• [WRITTEN EXERCISE]
Give the number of lines in the listing below that include the word "Extract", with nothing more.

[Records that describe figures]
════

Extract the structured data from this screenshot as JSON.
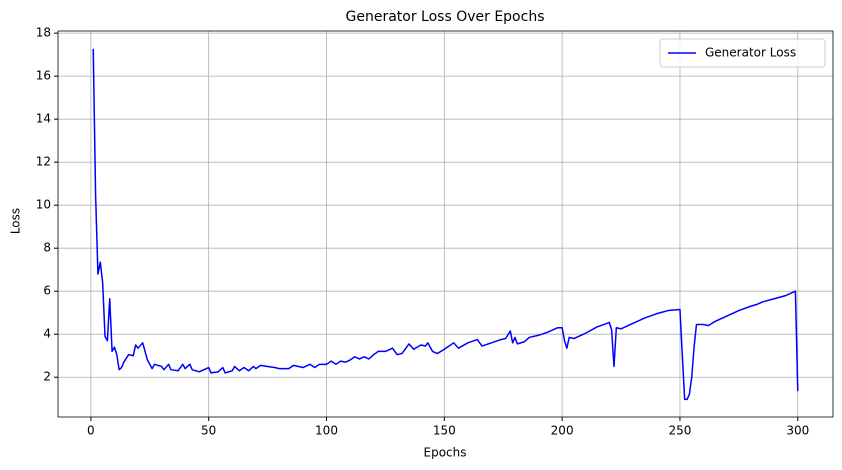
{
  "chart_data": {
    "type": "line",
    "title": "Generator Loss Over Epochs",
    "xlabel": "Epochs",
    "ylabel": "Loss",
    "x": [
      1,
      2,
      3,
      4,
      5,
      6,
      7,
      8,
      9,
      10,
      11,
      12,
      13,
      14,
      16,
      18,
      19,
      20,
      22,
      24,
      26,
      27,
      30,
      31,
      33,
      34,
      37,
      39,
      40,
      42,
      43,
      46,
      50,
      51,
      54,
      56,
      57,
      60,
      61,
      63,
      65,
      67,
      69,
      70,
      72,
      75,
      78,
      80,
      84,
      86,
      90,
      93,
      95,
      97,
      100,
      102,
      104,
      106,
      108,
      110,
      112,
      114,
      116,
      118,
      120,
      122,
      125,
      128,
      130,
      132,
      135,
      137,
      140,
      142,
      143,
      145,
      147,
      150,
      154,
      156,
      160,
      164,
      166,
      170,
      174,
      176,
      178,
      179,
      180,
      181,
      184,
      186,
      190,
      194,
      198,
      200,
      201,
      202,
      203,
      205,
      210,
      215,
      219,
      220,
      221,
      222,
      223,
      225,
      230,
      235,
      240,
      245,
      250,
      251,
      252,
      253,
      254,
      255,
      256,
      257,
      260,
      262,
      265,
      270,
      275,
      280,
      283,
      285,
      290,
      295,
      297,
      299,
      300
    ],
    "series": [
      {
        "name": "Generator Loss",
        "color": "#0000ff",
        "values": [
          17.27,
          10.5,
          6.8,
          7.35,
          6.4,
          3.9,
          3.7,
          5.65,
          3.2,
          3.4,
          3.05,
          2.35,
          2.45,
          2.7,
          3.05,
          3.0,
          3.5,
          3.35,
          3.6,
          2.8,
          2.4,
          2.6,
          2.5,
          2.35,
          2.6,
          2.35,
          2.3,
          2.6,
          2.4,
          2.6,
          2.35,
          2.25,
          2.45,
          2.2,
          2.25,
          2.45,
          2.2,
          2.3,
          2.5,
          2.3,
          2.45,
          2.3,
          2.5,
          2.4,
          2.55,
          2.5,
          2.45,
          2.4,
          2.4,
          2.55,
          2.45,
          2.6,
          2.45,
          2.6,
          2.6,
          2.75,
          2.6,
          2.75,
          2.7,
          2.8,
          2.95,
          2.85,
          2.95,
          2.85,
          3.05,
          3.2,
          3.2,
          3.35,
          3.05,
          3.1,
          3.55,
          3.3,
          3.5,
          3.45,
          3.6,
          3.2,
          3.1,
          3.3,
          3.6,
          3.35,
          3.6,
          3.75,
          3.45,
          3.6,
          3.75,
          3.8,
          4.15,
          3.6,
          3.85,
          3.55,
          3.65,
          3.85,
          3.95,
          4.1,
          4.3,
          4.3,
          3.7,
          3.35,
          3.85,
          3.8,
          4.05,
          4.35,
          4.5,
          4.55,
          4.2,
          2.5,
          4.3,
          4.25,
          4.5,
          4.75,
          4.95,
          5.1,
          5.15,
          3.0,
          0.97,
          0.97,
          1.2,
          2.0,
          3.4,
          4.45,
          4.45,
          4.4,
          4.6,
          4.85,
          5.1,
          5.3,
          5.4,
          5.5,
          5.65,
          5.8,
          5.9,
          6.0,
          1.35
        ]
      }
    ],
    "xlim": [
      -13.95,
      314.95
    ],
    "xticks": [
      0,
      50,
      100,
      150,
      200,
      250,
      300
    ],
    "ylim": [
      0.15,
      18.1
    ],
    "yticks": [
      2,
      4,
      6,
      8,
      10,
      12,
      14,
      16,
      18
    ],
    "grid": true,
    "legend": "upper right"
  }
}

════

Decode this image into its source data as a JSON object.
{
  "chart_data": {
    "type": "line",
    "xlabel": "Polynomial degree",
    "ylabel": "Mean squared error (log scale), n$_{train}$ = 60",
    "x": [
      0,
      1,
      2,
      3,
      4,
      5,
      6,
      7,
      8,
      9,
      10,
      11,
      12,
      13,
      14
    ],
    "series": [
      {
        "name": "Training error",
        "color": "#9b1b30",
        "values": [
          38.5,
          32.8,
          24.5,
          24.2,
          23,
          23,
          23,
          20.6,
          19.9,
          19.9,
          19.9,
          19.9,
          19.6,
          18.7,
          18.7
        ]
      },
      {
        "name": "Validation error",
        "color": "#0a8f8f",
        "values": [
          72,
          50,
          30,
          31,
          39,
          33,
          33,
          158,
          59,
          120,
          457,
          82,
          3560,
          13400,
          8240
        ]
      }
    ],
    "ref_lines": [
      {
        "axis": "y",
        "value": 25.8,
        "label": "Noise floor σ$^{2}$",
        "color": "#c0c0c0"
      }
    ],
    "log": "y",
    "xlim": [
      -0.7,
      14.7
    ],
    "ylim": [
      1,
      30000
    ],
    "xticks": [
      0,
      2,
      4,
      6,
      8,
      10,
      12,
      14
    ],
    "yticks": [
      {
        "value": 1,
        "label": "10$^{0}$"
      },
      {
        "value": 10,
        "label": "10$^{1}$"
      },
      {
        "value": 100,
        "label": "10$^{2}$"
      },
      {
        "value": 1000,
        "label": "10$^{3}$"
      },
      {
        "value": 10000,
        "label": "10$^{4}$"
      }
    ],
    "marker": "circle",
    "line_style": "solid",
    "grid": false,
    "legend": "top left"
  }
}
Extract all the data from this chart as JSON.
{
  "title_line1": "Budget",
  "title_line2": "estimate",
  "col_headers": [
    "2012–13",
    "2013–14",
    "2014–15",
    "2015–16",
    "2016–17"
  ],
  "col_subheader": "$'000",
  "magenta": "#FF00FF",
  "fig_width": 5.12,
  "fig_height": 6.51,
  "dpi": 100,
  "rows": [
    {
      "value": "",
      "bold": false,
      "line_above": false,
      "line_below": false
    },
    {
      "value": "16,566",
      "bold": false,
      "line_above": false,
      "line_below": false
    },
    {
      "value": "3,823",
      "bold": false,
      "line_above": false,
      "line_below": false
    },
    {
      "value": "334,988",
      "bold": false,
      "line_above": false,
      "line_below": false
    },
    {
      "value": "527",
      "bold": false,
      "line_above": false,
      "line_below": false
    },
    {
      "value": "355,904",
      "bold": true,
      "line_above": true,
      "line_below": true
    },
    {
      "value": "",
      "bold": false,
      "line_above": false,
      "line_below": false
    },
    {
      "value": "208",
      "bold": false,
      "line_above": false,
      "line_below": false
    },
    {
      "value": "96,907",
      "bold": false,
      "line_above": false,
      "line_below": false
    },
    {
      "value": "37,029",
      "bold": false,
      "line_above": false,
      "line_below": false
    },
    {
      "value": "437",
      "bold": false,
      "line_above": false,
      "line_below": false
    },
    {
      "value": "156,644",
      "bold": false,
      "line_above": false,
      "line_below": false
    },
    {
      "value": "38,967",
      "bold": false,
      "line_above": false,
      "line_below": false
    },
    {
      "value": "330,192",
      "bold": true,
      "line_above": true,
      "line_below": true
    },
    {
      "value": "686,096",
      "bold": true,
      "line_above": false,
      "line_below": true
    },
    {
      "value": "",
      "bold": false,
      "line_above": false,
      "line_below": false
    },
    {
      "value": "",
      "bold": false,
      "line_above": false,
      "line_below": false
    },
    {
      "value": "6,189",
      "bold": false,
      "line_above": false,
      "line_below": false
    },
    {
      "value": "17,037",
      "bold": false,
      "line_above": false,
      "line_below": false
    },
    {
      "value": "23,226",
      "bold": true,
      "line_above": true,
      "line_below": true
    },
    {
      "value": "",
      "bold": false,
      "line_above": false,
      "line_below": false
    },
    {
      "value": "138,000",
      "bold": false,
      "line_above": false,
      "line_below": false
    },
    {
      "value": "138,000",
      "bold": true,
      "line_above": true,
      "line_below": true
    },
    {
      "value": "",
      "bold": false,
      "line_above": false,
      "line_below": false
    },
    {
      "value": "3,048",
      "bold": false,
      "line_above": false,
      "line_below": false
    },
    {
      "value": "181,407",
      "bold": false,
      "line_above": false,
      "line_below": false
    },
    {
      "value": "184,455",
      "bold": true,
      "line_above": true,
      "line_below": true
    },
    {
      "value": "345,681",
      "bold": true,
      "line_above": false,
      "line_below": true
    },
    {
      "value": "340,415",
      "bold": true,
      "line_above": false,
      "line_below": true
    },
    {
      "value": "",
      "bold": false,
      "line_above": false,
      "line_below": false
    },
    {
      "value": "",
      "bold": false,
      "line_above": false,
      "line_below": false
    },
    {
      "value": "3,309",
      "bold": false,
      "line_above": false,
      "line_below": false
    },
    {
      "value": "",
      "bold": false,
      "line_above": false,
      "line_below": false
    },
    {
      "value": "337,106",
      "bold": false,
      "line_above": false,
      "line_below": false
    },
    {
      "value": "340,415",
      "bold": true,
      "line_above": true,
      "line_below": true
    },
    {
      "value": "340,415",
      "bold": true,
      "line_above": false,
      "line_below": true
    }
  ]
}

════

• [FINAL RESULT]
2